TASK DESCRIPTION:
Copy, from the entries below, each line in which the string "Каркас" appears.

DATA TO USE:
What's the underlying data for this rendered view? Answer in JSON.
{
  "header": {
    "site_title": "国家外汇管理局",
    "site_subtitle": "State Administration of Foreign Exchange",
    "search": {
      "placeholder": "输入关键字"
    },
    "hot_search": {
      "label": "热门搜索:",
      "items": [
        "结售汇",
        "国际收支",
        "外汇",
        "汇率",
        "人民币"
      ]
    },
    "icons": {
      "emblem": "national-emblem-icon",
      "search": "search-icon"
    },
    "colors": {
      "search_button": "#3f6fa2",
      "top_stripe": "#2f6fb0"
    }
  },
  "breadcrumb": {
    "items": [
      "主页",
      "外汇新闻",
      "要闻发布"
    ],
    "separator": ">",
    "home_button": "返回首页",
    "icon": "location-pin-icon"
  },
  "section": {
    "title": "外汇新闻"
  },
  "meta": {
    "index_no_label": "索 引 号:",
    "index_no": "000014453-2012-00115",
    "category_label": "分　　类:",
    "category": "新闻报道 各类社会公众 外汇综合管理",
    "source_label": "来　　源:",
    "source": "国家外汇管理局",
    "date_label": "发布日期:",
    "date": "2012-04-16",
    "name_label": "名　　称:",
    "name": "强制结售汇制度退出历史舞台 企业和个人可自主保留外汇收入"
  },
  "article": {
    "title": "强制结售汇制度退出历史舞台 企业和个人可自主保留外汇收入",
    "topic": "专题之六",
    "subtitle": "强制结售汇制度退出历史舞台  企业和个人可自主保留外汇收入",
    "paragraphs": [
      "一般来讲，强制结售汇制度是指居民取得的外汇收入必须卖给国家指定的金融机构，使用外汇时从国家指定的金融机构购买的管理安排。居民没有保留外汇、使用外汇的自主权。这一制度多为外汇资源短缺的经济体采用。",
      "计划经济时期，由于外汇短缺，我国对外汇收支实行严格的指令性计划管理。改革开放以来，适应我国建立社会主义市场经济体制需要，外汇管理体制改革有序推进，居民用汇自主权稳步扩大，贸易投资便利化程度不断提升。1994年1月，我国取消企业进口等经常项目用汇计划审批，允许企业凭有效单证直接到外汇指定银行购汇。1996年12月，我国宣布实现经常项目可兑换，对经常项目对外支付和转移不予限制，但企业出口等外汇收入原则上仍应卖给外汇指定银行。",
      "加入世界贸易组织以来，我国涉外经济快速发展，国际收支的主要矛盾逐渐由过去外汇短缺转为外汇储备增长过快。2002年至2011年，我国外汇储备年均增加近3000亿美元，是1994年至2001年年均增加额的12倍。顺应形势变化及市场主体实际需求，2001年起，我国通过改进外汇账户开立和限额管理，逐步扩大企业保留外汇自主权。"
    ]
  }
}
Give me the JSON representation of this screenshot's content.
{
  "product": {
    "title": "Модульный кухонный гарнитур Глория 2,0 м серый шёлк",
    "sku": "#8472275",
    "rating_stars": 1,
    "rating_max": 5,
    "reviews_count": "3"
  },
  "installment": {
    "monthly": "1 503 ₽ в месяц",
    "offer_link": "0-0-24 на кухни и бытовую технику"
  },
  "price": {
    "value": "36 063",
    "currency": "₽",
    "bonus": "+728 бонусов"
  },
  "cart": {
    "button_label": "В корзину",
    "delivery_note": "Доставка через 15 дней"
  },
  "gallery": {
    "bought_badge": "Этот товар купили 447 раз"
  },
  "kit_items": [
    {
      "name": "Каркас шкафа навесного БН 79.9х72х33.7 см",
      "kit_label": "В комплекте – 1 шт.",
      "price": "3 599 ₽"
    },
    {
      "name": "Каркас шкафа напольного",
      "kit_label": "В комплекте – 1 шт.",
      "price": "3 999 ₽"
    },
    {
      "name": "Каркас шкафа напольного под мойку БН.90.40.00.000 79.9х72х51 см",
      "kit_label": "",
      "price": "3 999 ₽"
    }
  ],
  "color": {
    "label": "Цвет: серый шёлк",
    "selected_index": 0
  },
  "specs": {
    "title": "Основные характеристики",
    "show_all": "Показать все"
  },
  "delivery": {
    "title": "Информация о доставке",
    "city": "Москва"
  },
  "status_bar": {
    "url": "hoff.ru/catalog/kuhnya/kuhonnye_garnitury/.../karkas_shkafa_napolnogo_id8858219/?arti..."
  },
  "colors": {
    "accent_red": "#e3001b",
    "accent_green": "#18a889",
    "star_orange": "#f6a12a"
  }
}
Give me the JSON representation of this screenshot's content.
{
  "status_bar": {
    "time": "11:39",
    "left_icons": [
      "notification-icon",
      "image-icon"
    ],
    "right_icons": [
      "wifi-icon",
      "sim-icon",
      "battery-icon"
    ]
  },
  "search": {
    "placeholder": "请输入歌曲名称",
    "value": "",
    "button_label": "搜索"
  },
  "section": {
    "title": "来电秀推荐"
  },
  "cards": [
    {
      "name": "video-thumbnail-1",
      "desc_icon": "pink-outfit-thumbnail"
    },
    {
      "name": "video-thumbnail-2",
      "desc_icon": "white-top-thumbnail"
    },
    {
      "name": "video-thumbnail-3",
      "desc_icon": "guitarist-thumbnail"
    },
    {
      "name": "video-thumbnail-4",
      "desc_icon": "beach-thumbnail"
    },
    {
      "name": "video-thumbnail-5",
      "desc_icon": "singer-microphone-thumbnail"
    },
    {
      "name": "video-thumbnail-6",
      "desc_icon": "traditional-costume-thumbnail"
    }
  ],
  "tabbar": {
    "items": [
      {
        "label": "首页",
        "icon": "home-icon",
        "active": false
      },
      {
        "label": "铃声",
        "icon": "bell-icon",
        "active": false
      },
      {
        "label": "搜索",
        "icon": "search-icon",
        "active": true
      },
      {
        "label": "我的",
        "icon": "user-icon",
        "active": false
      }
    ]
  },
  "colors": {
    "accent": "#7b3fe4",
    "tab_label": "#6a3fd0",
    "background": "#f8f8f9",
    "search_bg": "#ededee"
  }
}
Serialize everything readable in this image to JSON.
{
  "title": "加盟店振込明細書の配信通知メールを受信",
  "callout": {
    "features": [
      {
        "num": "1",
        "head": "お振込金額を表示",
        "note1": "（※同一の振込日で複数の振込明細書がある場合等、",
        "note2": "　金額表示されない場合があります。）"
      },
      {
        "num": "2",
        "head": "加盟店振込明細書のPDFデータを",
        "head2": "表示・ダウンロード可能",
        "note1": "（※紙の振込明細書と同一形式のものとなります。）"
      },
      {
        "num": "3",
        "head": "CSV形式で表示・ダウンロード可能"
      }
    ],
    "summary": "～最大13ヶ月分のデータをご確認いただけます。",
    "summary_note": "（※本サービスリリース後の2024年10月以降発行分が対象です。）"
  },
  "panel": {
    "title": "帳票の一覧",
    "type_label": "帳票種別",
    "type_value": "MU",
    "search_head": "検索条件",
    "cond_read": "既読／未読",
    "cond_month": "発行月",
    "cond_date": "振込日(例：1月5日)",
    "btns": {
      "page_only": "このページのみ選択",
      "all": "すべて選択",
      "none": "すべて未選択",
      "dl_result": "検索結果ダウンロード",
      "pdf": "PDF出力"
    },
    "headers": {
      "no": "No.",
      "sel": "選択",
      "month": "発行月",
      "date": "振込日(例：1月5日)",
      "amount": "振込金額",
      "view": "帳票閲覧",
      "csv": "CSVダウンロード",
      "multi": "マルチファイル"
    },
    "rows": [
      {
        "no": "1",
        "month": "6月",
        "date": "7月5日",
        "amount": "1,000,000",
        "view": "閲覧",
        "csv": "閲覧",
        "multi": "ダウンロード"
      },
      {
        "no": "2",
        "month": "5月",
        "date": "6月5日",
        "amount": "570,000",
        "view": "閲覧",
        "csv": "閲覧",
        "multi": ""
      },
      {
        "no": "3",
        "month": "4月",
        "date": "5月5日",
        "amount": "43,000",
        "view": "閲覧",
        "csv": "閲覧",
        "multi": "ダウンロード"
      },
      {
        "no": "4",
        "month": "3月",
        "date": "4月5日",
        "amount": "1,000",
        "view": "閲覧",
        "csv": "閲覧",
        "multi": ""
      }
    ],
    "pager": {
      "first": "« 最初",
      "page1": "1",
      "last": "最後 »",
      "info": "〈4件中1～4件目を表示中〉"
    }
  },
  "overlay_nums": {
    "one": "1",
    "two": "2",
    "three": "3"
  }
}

CORRECT ANSWER:
      "name": "Каркас шкафа навесного БН 79.9х72х33.7 см",
      "name": "Каркас шкафа напольного",
      "name": "Каркас шкафа напольного под мойку БН.90.40.00.000 79.9х72х51 см",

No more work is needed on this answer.